Prompt: Copy out each line of the rows below that contains the word "Scales".

═══ Material provided

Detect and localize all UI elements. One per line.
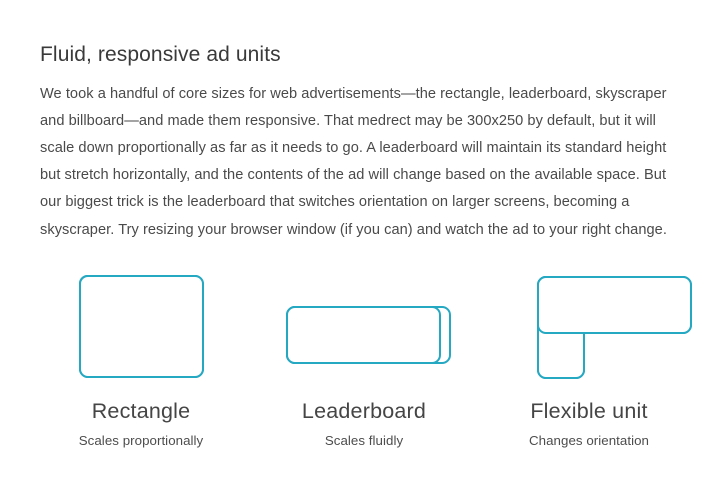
card-title-leaderboard: Leaderboard [253, 398, 475, 424]
page-title: Fluid, responsive ad units [40, 43, 281, 67]
ad-unit-cards: Rectangle Scales proportionally Leaderbo… [0, 262, 726, 462]
card-title-flexible-unit: Flexible unit [478, 398, 700, 424]
leaderboard-figure [253, 262, 475, 384]
ad-units-section: Fluid, responsive ad units We took a han… [0, 0, 726, 486]
card-title-rectangle: Rectangle [31, 398, 251, 424]
card-rectangle[interactable]: Rectangle Scales proportionally [31, 262, 251, 450]
horizontal-banner-icon [279, 262, 449, 384]
card-subtitle-flexible-unit: Changes orientation [478, 431, 700, 450]
card-subtitle-rectangle: Scales proportionally [31, 431, 251, 450]
l-shaped-unit-icon [504, 262, 674, 384]
rectangle-figure [31, 262, 251, 384]
nested-rectangles-icon [61, 262, 221, 384]
description-paragraph: We took a handful of core sizes for web … [40, 81, 690, 244]
card-subtitle-leaderboard: Scales fluidly [253, 431, 475, 450]
flexible-unit-figure [478, 262, 700, 384]
card-flexible-unit[interactable]: Flexible unit Changes orientation [478, 262, 700, 450]
card-leaderboard[interactable]: Leaderboard Scales fluidly [253, 262, 475, 450]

══════

Written response:
ad-unit-cards: Rectangle Scales proportionally Leaderbo… [0, 262, 726, 462]
card-rectangle[interactable]: Rectangle Scales proportionally [31, 262, 251, 450]
card-subtitle-rectangle: Scales proportionally [31, 431, 251, 450]
card-subtitle-leaderboard: Scales fluidly [253, 431, 475, 450]
card-leaderboard[interactable]: Leaderboard Scales fluidly [253, 262, 475, 450]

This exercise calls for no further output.